— Begin SOURCE MATERIAL —

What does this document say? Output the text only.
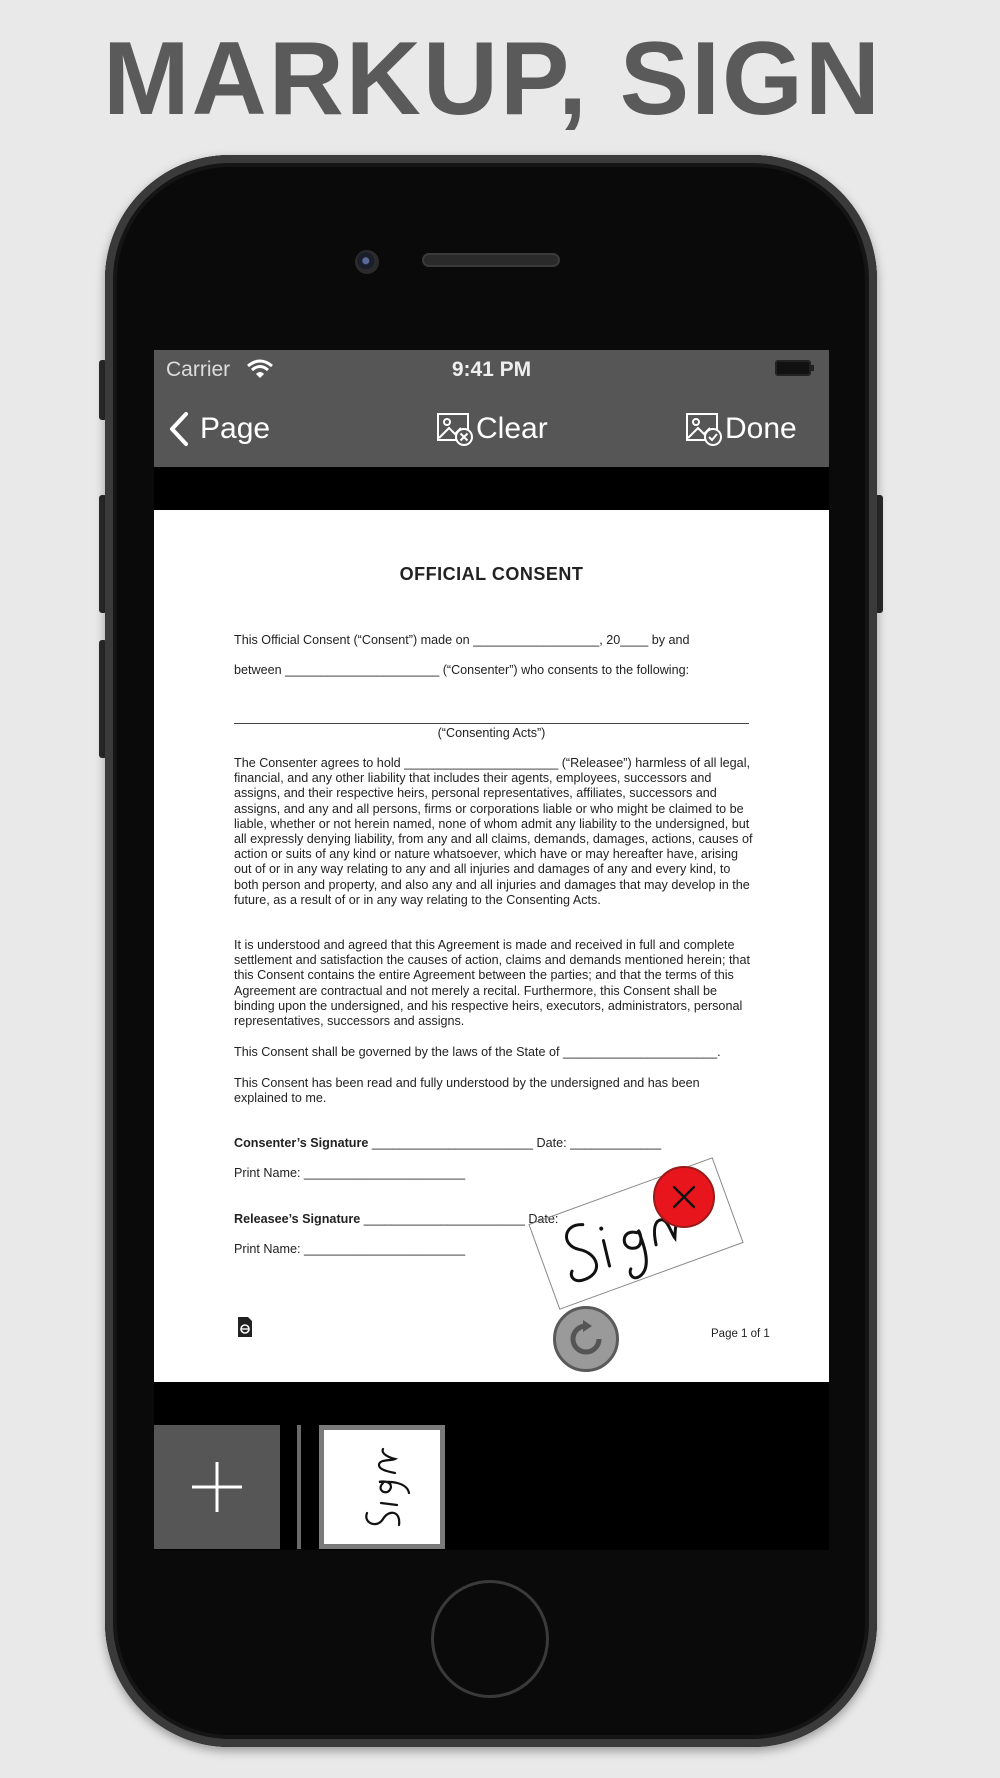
MARKUP, SIGN
Carrier	9:41 PM
Page	Clear	Done
OFFICIAL CONSENT

This Official Consent (“Consent”) made on __________________, 20____ by and

between ______________________ (“Consenter”) who consents to the following:

(“Consenting Acts”)

The Consenter agrees to hold ______________________ (“Releasee”) harmless of all legal, financial, and any other liability that includes their agents, employees, successors and assigns, and their respective heirs, personal representatives, affiliates, successors and assigns, and any and all persons, firms or corporations liable or who might be claimed to be liable, whether or not herein named, none of whom admit any liability to the undersigned, but all expressly denying liability, from any and all claims, demands, damages, actions, causes of action or suits of any kind or nature whatsoever, which have or may hereafter have, arising out of or in any way relating to any and all injuries and damages of any and every kind, to both person and property, and also any and all injuries and damages that may develop in the future, as a result of or in any way relating to the Consenting Acts.

It is understood and agreed that this Agreement is made and received in full and complete settlement and satisfaction the causes of action, claims and demands mentioned herein; that this Consent contains the entire Agreement between the parties; and that the terms of this Agreement are contractual and not merely a recital. Furthermore, this Consent shall be binding upon the undersigned, and his respective heirs, executors, administrators, personal representatives, successors and assigns.

This Consent shall be governed by the laws of the State of ______________________.

This Consent has been read and fully understood by the undersigned and has been explained to me.

Consenter’s Signature _______________________ Date: _____________

Print Name: _______________________

Releasee’s Signature _______________________ Date:

Print Name: _______________________

Page 1 of 1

— End SOURCE MATERIAL —

### EXERCISE
Check the data for the word "between" and pull out the lines that have it.

### FULL SOLUTION
between ______________________ (“Consenter”) who consents to the following:
It is understood and agreed that this Agreement is made and received in full and complete settlement and satisfaction the causes of action, claims and demands mentioned herein; that this Consent contains the entire Agreement between the parties; and that the terms of this Agreement are contractual and not merely a recital. Furthermore, this Consent shall be binding upon the undersigned, and his respective heirs, executors, administrators, personal representatives, successors and assigns.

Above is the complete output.